▸ What you should do
Write the records out again, keeping each line exactly as it is.

▸ Records for the exercise
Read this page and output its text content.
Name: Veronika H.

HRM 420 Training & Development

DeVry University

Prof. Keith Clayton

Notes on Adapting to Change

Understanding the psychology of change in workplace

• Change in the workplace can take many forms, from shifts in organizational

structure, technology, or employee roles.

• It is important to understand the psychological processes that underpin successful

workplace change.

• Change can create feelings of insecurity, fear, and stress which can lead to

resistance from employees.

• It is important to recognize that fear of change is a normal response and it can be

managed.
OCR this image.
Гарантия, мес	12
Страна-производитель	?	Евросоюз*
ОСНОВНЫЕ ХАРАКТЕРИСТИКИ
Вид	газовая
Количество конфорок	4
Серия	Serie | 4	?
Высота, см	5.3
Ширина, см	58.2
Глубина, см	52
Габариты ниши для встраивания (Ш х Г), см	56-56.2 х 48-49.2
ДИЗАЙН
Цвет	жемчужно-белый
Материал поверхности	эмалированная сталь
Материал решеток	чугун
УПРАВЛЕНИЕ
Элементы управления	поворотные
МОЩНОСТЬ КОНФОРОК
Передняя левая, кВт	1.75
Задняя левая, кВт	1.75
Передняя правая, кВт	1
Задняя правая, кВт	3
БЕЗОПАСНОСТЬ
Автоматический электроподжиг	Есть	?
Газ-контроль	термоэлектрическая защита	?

▸ Solved exercise
Read this page and output its text content.
Name: Veronika H.

HRM 420 Training & Development

DeVry University

Prof. Keith Clayton

Notes on Adapting to Change

Understanding the psychology of change in workplace

• Change in the workplace can take many forms, from shifts in organizational

structure, technology, or employee roles.

• It is important to understand the psychological processes that underpin successful

workplace change.

• Change can create feelings of insecurity, fear, and stress which can lead to

resistance from employees.

• It is important to recognize that fear of change is a normal response and it can be

managed.
OCR this image.
Гарантия, мес	12
Страна-производитель	?	Евросоюз*
ОСНОВНЫЕ ХАРАКТЕРИСТИКИ
Вид	газовая
Количество конфорок	4
Серия	Serie | 4	?
Высота, см	5.3
Ширина, см	58.2
Глубина, см	52
Габариты ниши для встраивания (Ш х Г), см	56-56.2 х 48-49.2
ДИЗАЙН
Цвет	жемчужно-белый
Материал поверхности	эмалированная сталь
Материал решеток	чугун
УПРАВЛЕНИЕ
Элементы управления	поворотные
МОЩНОСТЬ КОНФОРОК
Передняя левая, кВт	1.75
Задняя левая, кВт	1.75
Передняя правая, кВт	1
Задняя правая, кВт	3
БЕЗОПАСНОСТЬ
Автоматический электроподжиг	Есть	?
Газ-контроль	термоэлектрическая защита	?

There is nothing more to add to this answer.